- _EXCERPT TO READ_
=== Section Start ===

Personal details
- Born: January 7, 1870 Saga Domain, Hizen Province, Japan
- Died: July 12, 1905 (aged 35) Dalnee, Sakhalin, Russian Empire

Military service
- Branch/service: Imperial Japanese Army
- Years of service: 1889–1905
- Rank: Major (少佐, shōsa)
- Battles/wars: First Sino-Japanese War; Russo-Japanese War Battle of Liaoyang; Japanese invasion of Sakhalin †; ;

= Nishikubo Toyoichirō =

Japanese military personnel

Nishikubo Toyoichirō (西久保 豊一郎) was a Japanese Army officer.

==Early life==
Nishikubo Toyoichirō was born to police inspector Nishikubo Kirin (西久保 紀林), a former samurai retainer of the Nabeshima clan. His older brother was Nishikubo Hiromichi. In 1874, the family moved to Tokyo.

==Military career==
Nishikubo began training as an Army cadet in 1886 and graduated from Imperial Japanese Army Academy in 1890. In 1892, Nishikubo was commissioned as a lieutenant of infantry and assigned to the 1st Infantry Regiment. He was accorded the honor of having his work personally inspected by Maj. Gen. Nogi Maresuke. During the First Sino-Japanese War, Nishikubo was deployed to China.

After returning from China in 1896, Nishikubo was assigned to Taiwan before being transferred back to the Japanese mainland several months later. In 1901, he completed a course on marksmanship at the .

=== Section End ===

- _Collection entries_
=== Section Start ===

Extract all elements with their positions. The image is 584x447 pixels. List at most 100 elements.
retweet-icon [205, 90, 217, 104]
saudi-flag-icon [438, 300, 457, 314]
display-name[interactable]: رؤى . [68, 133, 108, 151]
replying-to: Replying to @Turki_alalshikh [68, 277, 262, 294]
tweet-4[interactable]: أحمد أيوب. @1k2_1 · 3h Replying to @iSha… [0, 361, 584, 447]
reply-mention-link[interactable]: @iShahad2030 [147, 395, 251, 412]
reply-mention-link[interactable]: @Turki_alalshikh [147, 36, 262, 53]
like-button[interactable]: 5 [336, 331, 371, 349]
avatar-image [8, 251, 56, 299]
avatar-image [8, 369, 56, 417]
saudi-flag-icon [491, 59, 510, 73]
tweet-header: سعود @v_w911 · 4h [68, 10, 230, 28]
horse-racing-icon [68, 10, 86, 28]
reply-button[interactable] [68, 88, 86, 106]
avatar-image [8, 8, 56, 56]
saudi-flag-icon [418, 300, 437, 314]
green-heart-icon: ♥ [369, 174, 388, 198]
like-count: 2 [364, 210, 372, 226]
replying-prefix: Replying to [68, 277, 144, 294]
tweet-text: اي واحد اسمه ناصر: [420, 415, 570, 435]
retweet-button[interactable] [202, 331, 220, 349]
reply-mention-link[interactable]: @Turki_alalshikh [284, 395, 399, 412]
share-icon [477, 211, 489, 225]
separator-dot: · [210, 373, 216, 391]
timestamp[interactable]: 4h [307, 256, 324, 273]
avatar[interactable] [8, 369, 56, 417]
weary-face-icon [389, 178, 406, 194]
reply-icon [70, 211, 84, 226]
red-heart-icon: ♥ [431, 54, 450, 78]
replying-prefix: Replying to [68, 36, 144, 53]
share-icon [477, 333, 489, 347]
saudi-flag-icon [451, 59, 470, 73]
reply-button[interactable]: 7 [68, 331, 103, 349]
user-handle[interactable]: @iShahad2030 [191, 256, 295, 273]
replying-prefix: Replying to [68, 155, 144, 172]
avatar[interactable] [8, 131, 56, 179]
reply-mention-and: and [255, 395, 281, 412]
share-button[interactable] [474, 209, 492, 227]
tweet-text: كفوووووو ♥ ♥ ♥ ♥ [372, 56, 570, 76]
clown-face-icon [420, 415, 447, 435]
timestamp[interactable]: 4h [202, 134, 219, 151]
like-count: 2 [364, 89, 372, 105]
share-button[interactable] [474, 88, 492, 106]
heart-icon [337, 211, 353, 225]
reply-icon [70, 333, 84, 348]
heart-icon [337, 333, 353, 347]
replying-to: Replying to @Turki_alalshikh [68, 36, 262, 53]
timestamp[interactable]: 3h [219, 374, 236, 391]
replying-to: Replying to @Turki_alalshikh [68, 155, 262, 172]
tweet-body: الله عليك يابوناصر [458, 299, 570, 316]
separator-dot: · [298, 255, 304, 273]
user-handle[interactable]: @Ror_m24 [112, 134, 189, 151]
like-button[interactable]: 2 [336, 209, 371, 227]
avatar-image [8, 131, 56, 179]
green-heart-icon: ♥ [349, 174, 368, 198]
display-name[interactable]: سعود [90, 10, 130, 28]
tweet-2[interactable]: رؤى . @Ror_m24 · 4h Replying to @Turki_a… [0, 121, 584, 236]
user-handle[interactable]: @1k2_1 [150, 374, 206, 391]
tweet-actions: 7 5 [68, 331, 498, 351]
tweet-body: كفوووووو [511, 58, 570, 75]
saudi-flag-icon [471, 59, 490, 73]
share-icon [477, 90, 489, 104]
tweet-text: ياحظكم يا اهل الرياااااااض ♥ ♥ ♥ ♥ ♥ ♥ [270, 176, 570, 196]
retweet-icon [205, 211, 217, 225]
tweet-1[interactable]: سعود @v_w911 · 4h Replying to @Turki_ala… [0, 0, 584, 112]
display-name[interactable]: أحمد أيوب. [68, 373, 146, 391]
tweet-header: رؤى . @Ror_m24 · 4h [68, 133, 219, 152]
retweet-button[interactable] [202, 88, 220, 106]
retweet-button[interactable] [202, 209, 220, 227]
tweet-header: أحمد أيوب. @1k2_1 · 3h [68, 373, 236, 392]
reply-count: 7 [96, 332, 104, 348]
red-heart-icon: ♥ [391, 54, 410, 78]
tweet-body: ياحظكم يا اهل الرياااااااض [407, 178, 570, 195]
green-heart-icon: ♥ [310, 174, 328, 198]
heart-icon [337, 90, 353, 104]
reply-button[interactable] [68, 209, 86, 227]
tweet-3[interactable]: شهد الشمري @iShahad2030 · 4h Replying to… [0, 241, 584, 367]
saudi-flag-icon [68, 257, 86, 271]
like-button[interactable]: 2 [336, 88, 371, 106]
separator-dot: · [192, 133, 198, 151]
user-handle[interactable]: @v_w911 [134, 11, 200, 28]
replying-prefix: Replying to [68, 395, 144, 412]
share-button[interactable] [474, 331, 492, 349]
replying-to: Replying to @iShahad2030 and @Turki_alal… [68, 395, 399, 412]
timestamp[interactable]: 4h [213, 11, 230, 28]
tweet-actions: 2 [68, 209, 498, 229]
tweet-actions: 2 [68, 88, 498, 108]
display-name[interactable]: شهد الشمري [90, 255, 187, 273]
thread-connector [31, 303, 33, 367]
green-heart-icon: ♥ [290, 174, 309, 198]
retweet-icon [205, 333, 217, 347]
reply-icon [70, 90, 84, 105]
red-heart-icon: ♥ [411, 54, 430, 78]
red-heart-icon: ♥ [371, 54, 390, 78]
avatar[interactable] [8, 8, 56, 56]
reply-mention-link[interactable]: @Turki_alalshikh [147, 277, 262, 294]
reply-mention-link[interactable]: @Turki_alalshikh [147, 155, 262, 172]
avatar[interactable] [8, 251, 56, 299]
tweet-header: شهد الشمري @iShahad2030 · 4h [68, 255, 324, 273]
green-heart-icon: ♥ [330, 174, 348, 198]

=== Section End ===

- _PROBLEM 1_
Translate this sentence from the article on Nishikubo Toyoichirō into Spanish: "During the First Sino-Japanese War, Nishikubo was deployed to China."
- _PROBLEM 2_
Write out again the part of the article on Nishikubo Toyoichirō that begins at the words "Military service" and stops after the words "Japanese Army officer.".
- _PROBLEM 3_
Carry on the article on Nishikubo Toyoichirō from the point where it stops.

- _TASK RESPONSE 1_
Durante la Primera Guerra Sino-Japonesa, Nishikubo fue desplegado en China.

- _TASK RESPONSE 2_
Military service
- Branch/service: Imperial Japanese Army
- Years of service: 1889–1905
- Rank: Major (少佐, shōsa)
- Battles/wars: First Sino-Japanese War; Russo-Japanese War Battle of Liaoyang; Japanese invasion of Sakhalin †; ;

= Nishikubo Toyoichirō =

Japanese military personnel

Nishikubo Toyoichirō (西久保 豊一郎) was a Japanese Army officer.

- _TASK RESPONSE 3_
In 1904, after the outbreak of the Russo-Japanese War, Nishikubo was deployed to Korea where he served in the vanguard of the 1st Infantry Regiment. On July 18, his buttocks and legs were severely injured by the explosion of a shrapnel shell and he was evacuated back to Japan. He was admitted to an army hospital in Kokura where he recuperated for several months. After being discharged from the hospital on October 5, he was assigned to a unit stationed in Liaoyang. On October 26, Nishikubo suffered a skull fracture when a bullet grazed his head as he was leading an uphill charge against a Russian position on Mt. Waitou (歪頭山) and he was evacuated again to an army hospital in Sendai. While he was recovering in Sendai, he received a visit from an imperial messenger sent by the Empress Shōken. He was discharged in January of 1905 and once again returned to service.

On July 3, Nishikubo departed Aomori in command of the 1st Infantry Regiment of the 13th Division. Nishikubo's regiment landed several days later at the village of Mereya (Мерея), near Korsakov on the island of Sakhalin. On July 11, they arrived at the village of Dalnee (Дальнее). Japanese scouts sighted several hundred Russian soldiers encamped in the forest north of the village. Early the next morning, Nishikubo led a charge against the Russian positions under heavy machine gun fire. The Russians were routed and the Japanese won the battle, but Nishikubo was killed instantly when a bullet struck his neck and severed his common carotid artery.

==Legacy==
Nishikubo's death was reported by telegram from Wakkanai on July 15. He was posthumously awarded the Order of the Rising Sun and the Order of the Golden Kite.

In 1915, Nishikubo Shrine was founded near Toyohara to venerate Nishikubo as a guardian spirit of Karafuto Prefecture. In 1931, a monument was erected on the exact spot where he died. In 1941, a propaganda film titled Northern Lights (北極光, Hokkyokukō) was produced which contained a dramatic depiction of his death.

Nishikubo Shrine was looted and destroyed by the Red Army after the Soviet invasion of South Sakhalin in 1945. According to , the ruins of the shrine were still visible in the early 21st century.

==Bibliography==
西久保 Nishikubo, 豊一郎 Toyoichirō (1906). "故西久保豊一郎従軍日記 Ko Nishikubo Toyoichirō jūgun nikki"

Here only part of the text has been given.